● **What is expected**:
Leave out the pictures and reproduce all of the data exactly.

[BEGIN]

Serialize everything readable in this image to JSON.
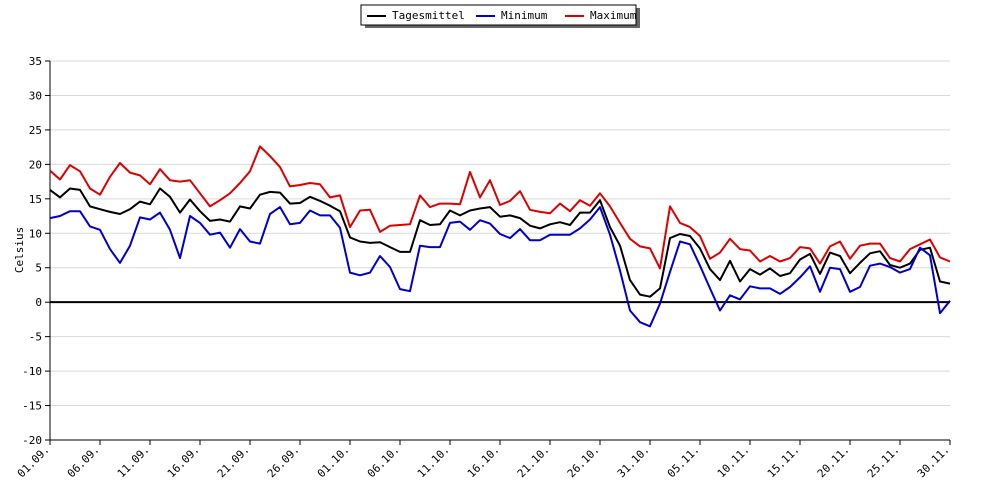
{
  "chart_data": {
    "type": "line",
    "ylabel": "Celsius",
    "ylim": [
      -20,
      35
    ],
    "yticks": [
      35,
      30,
      25,
      20,
      15,
      10,
      5,
      0,
      -5,
      -10,
      -15,
      -20
    ],
    "grid": true,
    "legend_position": "top-center",
    "x_tick_labels": [
      "01.09.",
      "06.09.",
      "11.09.",
      "16.09.",
      "21.09.",
      "26.09.",
      "01.10.",
      "06.10.",
      "11.10.",
      "16.10.",
      "21.10.",
      "26.10.",
      "31.10.",
      "05.11.",
      "10.11.",
      "15.11.",
      "20.11.",
      "25.11.",
      "30.11."
    ],
    "series": [
      {
        "name": "Tagesmittel",
        "color": "#000000",
        "values": [
          16.3,
          15.2,
          16.5,
          16.3,
          13.9,
          13.5,
          13.1,
          12.8,
          13.5,
          14.6,
          14.2,
          16.5,
          15.3,
          13.0,
          14.9,
          13.2,
          11.8,
          12.0,
          11.7,
          13.9,
          13.6,
          15.6,
          16.0,
          15.9,
          14.3,
          14.4,
          15.3,
          14.7,
          14.0,
          13.2,
          9.4,
          8.8,
          8.6,
          8.7,
          8.0,
          7.3,
          7.3,
          11.9,
          11.2,
          11.3,
          13.3,
          12.6,
          13.3,
          13.6,
          13.8,
          12.4,
          12.6,
          12.2,
          11.1,
          10.7,
          11.3,
          11.6,
          11.2,
          13.0,
          13.0,
          14.8,
          10.9,
          8.2,
          3.2,
          1.1,
          0.8,
          2.0,
          9.3,
          9.9,
          9.6,
          7.8,
          4.8,
          3.2,
          6.0,
          3.0,
          4.8,
          4.0,
          4.9,
          3.8,
          4.2,
          6.2,
          7.0,
          4.1,
          7.2,
          6.7,
          4.2,
          5.7,
          7.1,
          7.4,
          5.4,
          5.0,
          5.6,
          7.6,
          7.9,
          3.0,
          2.7
        ]
      },
      {
        "name": "Minimum",
        "color": "#0000cc",
        "values": [
          12.2,
          12.5,
          13.2,
          13.2,
          11.0,
          10.5,
          7.7,
          5.7,
          8.2,
          12.3,
          12.0,
          13.0,
          10.5,
          6.4,
          12.5,
          11.5,
          9.8,
          10.1,
          7.9,
          10.6,
          8.8,
          8.5,
          12.8,
          13.8,
          11.3,
          11.5,
          13.3,
          12.6,
          12.6,
          10.8,
          4.3,
          3.9,
          4.3,
          6.7,
          5.1,
          1.9,
          1.6,
          8.2,
          8.0,
          8.0,
          11.5,
          11.7,
          10.5,
          11.9,
          11.4,
          9.9,
          9.3,
          10.6,
          9.0,
          9.0,
          9.8,
          9.8,
          9.8,
          10.7,
          12.0,
          13.8,
          9.8,
          4.6,
          -1.2,
          -2.9,
          -3.5,
          -0.2,
          4.4,
          8.8,
          8.4,
          5.3,
          2.0,
          -1.2,
          1.0,
          0.4,
          2.3,
          2.0,
          2.0,
          1.2,
          2.2,
          3.6,
          5.2,
          1.5,
          5.0,
          4.8,
          1.5,
          2.2,
          5.3,
          5.6,
          5.1,
          4.3,
          4.8,
          7.9,
          6.8,
          -1.6,
          0.2
        ]
      },
      {
        "name": "Maximum",
        "color": "#dd0000",
        "values": [
          19.1,
          17.8,
          19.9,
          19.0,
          16.5,
          15.6,
          18.2,
          20.2,
          18.8,
          18.4,
          17.1,
          19.3,
          17.7,
          17.5,
          17.7,
          15.8,
          13.9,
          14.8,
          15.8,
          17.3,
          19.0,
          22.6,
          21.2,
          19.6,
          16.8,
          17.0,
          17.3,
          17.1,
          15.2,
          15.5,
          10.9,
          13.3,
          13.4,
          10.2,
          11.1,
          11.2,
          11.3,
          15.5,
          13.8,
          14.3,
          14.3,
          14.2,
          18.9,
          15.2,
          17.7,
          14.1,
          14.7,
          16.1,
          13.4,
          13.1,
          12.9,
          14.3,
          13.2,
          14.8,
          14.0,
          15.8,
          13.9,
          11.5,
          9.2,
          8.1,
          7.8,
          4.9,
          13.9,
          11.5,
          10.9,
          9.6,
          6.3,
          7.2,
          9.2,
          7.7,
          7.5,
          5.9,
          6.7,
          5.9,
          6.4,
          8.0,
          7.8,
          5.6,
          8.1,
          8.8,
          6.3,
          8.2,
          8.5,
          8.5,
          6.4,
          5.9,
          7.7,
          8.4,
          9.1,
          6.5,
          5.9
        ]
      }
    ]
  }
}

[END]

● **Output for this exercise**:
Serialize everything readable in this image to JSON.
{
  "chart_data": {
    "type": "line",
    "ylabel": "Celsius",
    "ylim": [
      -20,
      35
    ],
    "yticks": [
      35,
      30,
      25,
      20,
      15,
      10,
      5,
      0,
      -5,
      -10,
      -15,
      -20
    ],
    "grid": true,
    "legend_position": "top-center",
    "x_tick_labels": [
      "01.09.",
      "06.09.",
      "11.09.",
      "16.09.",
      "21.09.",
      "26.09.",
      "01.10.",
      "06.10.",
      "11.10.",
      "16.10.",
      "21.10.",
      "26.10.",
      "31.10.",
      "05.11.",
      "10.11.",
      "15.11.",
      "20.11.",
      "25.11.",
      "30.11."
    ],
    "series": [
      {
        "name": "Tagesmittel",
        "color": "#000000",
        "values": [
          16.3,
          15.2,
          16.5,
          16.3,
          13.9,
          13.5,
          13.1,
          12.8,
          13.5,
          14.6,
          14.2,
          16.5,
          15.3,
          13.0,
          14.9,
          13.2,
          11.8,
          12.0,
          11.7,
          13.9,
          13.6,
          15.6,
          16.0,
          15.9,
          14.3,
          14.4,
          15.3,
          14.7,
          14.0,
          13.2,
          9.4,
          8.8,
          8.6,
          8.7,
          8.0,
          7.3,
          7.3,
          11.9,
          11.2,
          11.3,
          13.3,
          12.6,
          13.3,
          13.6,
          13.8,
          12.4,
          12.6,
          12.2,
          11.1,
          10.7,
          11.3,
          11.6,
          11.2,
          13.0,
          13.0,
          14.8,
          10.9,
          8.2,
          3.2,
          1.1,
          0.8,
          2.0,
          9.3,
          9.9,
          9.6,
          7.8,
          4.8,
          3.2,
          6.0,
          3.0,
          4.8,
          4.0,
          4.9,
          3.8,
          4.2,
          6.2,
          7.0,
          4.1,
          7.2,
          6.7,
          4.2,
          5.7,
          7.1,
          7.4,
          5.4,
          5.0,
          5.6,
          7.6,
          7.9,
          3.0,
          2.7
        ]
      },
      {
        "name": "Minimum",
        "color": "#0000cc",
        "values": [
          12.2,
          12.5,
          13.2,
          13.2,
          11.0,
          10.5,
          7.7,
          5.7,
          8.2,
          12.3,
          12.0,
          13.0,
          10.5,
          6.4,
          12.5,
          11.5,
          9.8,
          10.1,
          7.9,
          10.6,
          8.8,
          8.5,
          12.8,
          13.8,
          11.3,
          11.5,
          13.3,
          12.6,
          12.6,
          10.8,
          4.3,
          3.9,
          4.3,
          6.7,
          5.1,
          1.9,
          1.6,
          8.2,
          8.0,
          8.0,
          11.5,
          11.7,
          10.5,
          11.9,
          11.4,
          9.9,
          9.3,
          10.6,
          9.0,
          9.0,
          9.8,
          9.8,
          9.8,
          10.7,
          12.0,
          13.8,
          9.8,
          4.6,
          -1.2,
          -2.9,
          -3.5,
          -0.2,
          4.4,
          8.8,
          8.4,
          5.3,
          2.0,
          -1.2,
          1.0,
          0.4,
          2.3,
          2.0,
          2.0,
          1.2,
          2.2,
          3.6,
          5.2,
          1.5,
          5.0,
          4.8,
          1.5,
          2.2,
          5.3,
          5.6,
          5.1,
          4.3,
          4.8,
          7.9,
          6.8,
          -1.6,
          0.2
        ]
      },
      {
        "name": "Maximum",
        "color": "#dd0000",
        "values": [
          19.1,
          17.8,
          19.9,
          19.0,
          16.5,
          15.6,
          18.2,
          20.2,
          18.8,
          18.4,
          17.1,
          19.3,
          17.7,
          17.5,
          17.7,
          15.8,
          13.9,
          14.8,
          15.8,
          17.3,
          19.0,
          22.6,
          21.2,
          19.6,
          16.8,
          17.0,
          17.3,
          17.1,
          15.2,
          15.5,
          10.9,
          13.3,
          13.4,
          10.2,
          11.1,
          11.2,
          11.3,
          15.5,
          13.8,
          14.3,
          14.3,
          14.2,
          18.9,
          15.2,
          17.7,
          14.1,
          14.7,
          16.1,
          13.4,
          13.1,
          12.9,
          14.3,
          13.2,
          14.8,
          14.0,
          15.8,
          13.9,
          11.5,
          9.2,
          8.1,
          7.8,
          4.9,
          13.9,
          11.5,
          10.9,
          9.6,
          6.3,
          7.2,
          9.2,
          7.7,
          7.5,
          5.9,
          6.7,
          5.9,
          6.4,
          8.0,
          7.8,
          5.6,
          8.1,
          8.8,
          6.3,
          8.2,
          8.5,
          8.5,
          6.4,
          5.9,
          7.7,
          8.4,
          9.1,
          6.5,
          5.9
        ]
      }
    ]
  }
}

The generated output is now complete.